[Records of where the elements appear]
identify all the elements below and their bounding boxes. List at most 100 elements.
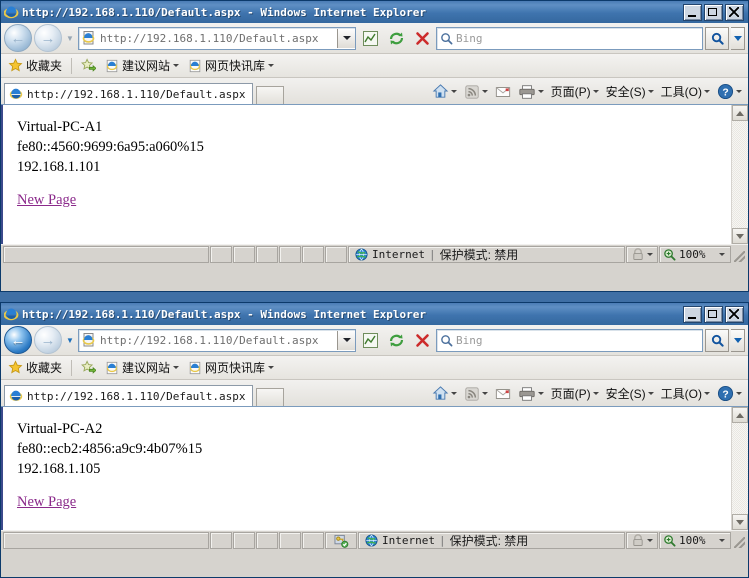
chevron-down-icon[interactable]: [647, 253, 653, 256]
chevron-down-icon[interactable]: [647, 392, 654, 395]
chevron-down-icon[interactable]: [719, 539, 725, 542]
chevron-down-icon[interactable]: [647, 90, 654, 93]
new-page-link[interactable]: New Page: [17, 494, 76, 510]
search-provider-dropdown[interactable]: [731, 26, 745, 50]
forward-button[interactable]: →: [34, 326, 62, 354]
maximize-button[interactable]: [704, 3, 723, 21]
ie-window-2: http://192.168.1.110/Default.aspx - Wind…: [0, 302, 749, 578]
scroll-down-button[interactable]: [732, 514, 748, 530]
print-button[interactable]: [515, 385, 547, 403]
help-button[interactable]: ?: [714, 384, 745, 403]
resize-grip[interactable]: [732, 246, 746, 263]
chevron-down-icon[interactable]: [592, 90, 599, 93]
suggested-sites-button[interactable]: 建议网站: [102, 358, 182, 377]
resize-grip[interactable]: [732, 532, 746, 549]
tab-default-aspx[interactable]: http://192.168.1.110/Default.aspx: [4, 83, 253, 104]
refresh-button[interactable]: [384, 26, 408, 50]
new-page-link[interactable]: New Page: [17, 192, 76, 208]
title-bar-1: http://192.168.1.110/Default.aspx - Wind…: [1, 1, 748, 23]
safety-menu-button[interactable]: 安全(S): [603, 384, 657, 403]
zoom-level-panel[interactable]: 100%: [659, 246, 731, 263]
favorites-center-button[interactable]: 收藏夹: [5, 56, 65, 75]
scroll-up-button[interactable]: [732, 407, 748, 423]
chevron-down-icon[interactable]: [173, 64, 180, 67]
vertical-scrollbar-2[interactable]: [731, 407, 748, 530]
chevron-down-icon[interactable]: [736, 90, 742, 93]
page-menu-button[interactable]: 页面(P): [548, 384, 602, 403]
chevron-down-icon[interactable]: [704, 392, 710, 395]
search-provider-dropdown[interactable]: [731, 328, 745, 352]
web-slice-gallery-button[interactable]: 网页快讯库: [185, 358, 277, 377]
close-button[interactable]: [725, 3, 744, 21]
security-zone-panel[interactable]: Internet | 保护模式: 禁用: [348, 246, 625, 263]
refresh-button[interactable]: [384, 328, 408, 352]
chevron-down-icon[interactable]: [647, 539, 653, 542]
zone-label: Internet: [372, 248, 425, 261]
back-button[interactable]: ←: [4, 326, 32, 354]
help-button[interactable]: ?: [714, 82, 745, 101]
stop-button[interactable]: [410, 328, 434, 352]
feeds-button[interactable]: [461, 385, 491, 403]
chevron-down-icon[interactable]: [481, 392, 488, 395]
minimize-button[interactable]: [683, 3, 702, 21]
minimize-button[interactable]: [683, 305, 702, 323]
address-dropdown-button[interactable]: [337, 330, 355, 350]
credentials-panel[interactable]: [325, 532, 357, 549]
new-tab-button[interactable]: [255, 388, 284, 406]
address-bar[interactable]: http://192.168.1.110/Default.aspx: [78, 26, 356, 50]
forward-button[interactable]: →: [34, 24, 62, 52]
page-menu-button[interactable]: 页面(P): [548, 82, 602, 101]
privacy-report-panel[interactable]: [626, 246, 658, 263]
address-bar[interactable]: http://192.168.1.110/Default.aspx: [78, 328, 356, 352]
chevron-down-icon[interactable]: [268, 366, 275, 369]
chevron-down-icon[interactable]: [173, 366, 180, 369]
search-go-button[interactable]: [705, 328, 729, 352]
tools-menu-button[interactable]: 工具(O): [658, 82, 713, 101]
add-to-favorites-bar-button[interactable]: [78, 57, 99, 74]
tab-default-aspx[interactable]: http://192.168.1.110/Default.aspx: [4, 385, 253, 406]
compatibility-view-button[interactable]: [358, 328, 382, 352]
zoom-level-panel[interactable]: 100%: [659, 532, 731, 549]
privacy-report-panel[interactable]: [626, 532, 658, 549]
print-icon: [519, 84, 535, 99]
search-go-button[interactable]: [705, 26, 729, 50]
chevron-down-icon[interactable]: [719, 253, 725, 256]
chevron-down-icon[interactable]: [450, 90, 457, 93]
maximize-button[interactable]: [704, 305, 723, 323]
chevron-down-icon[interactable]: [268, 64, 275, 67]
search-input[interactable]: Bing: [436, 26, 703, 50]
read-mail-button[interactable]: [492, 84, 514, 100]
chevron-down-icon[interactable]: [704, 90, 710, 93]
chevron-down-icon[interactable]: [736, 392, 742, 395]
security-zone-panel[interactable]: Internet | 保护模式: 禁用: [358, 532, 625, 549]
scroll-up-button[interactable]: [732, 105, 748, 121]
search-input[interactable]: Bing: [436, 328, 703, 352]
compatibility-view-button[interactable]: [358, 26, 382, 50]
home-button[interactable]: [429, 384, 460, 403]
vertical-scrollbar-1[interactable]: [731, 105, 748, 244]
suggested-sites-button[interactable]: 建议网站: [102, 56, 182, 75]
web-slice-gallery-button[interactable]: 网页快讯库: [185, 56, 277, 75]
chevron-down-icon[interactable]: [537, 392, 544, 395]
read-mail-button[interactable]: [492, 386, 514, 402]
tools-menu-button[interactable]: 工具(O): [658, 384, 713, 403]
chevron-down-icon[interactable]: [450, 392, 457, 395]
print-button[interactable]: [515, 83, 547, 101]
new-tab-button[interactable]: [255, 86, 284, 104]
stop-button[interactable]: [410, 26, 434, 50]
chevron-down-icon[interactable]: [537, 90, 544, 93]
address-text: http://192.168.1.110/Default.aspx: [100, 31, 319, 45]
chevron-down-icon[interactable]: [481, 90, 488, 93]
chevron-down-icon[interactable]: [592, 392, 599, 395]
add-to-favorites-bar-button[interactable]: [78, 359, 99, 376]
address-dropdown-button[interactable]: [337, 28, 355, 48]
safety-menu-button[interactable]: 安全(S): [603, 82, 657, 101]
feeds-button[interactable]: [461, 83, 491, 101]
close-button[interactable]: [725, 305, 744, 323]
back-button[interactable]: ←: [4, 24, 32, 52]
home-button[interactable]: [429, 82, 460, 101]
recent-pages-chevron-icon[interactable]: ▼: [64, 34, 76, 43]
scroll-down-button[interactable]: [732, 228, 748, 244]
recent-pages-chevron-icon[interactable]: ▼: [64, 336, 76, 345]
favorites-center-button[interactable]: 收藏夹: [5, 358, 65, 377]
...
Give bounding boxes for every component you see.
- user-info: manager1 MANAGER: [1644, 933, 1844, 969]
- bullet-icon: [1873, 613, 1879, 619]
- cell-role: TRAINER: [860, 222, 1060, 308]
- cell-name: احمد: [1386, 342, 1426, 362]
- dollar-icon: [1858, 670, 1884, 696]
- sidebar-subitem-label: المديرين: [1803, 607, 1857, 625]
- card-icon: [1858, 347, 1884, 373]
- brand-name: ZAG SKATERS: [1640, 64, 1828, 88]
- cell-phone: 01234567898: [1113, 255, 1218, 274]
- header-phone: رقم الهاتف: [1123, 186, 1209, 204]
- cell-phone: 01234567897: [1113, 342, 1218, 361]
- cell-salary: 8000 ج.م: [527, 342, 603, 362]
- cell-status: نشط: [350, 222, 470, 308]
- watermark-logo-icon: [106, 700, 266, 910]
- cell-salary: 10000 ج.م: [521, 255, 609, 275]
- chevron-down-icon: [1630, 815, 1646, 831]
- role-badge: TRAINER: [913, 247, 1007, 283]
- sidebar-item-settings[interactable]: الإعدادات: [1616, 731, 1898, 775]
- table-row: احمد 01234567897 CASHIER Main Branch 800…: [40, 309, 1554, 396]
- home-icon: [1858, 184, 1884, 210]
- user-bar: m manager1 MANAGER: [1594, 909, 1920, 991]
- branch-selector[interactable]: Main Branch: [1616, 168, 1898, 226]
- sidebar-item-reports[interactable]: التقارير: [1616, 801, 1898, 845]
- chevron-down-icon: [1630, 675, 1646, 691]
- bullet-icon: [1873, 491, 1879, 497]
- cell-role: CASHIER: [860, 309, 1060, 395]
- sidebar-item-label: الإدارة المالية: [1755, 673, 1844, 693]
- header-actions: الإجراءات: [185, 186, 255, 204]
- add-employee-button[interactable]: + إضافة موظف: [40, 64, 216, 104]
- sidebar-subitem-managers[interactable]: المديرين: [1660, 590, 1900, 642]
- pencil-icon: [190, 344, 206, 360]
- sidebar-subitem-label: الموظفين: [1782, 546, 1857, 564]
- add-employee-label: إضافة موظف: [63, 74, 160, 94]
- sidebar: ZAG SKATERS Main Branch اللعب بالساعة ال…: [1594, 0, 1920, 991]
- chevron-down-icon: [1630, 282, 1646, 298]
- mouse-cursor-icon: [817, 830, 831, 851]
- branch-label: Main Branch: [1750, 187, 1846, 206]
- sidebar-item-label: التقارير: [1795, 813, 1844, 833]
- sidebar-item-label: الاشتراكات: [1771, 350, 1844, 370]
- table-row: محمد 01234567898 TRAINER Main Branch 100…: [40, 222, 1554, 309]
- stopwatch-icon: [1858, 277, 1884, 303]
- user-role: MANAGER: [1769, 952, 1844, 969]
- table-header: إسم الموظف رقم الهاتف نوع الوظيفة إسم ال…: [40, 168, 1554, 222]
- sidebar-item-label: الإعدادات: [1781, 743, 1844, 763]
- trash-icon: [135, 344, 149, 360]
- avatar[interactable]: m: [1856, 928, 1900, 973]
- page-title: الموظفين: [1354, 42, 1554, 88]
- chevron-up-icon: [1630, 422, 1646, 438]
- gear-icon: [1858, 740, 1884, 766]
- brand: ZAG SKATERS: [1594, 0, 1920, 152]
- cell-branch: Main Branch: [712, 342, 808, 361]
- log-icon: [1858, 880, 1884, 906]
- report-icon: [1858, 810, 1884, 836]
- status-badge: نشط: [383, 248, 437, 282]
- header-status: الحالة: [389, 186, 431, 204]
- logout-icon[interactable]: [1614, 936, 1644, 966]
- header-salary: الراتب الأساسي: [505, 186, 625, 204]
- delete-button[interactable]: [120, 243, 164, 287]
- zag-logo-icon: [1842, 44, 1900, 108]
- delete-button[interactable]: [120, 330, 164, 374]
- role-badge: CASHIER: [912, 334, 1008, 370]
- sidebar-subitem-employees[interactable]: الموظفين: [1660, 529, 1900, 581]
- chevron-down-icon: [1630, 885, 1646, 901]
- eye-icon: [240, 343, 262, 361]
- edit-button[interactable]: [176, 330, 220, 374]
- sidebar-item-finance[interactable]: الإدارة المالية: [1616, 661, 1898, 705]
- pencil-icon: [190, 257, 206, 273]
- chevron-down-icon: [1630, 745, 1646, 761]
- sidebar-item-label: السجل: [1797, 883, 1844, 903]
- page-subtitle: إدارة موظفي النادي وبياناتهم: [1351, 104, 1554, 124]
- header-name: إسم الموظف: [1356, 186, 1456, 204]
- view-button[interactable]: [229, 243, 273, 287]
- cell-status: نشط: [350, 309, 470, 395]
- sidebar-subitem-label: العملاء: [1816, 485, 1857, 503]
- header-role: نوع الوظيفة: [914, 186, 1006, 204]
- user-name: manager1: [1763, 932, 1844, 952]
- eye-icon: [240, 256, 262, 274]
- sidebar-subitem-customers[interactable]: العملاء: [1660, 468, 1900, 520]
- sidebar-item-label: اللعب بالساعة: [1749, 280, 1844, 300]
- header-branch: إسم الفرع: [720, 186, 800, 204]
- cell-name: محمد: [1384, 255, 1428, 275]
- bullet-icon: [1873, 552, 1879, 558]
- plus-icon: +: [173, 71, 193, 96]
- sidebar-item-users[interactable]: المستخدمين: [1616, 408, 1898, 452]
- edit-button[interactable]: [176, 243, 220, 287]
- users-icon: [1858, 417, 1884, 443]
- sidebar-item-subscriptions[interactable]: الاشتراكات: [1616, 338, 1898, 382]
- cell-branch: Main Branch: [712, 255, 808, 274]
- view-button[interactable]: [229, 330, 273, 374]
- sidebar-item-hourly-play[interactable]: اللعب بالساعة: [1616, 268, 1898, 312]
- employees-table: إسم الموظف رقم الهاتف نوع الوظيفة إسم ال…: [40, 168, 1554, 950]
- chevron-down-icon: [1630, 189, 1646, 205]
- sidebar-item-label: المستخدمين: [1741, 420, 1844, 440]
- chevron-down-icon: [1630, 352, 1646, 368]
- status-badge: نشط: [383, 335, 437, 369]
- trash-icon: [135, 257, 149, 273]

REQUEST:
Copy out the part of the lines that opens with the line containing "Give bounding boxes" and closes with the line containing "- dollar-icon: [1858, 670, 1884, 696]". Swap "TRAINER" for "COACH" and keep everything else the same.

FULL OUTPUT:
Give bounding boxes for every component you see.
- user-info: manager1 MANAGER: [1644, 933, 1844, 969]
- bullet-icon: [1873, 613, 1879, 619]
- cell-role: COACH: [860, 222, 1060, 308]
- cell-name: احمد: [1386, 342, 1426, 362]
- dollar-icon: [1858, 670, 1884, 696]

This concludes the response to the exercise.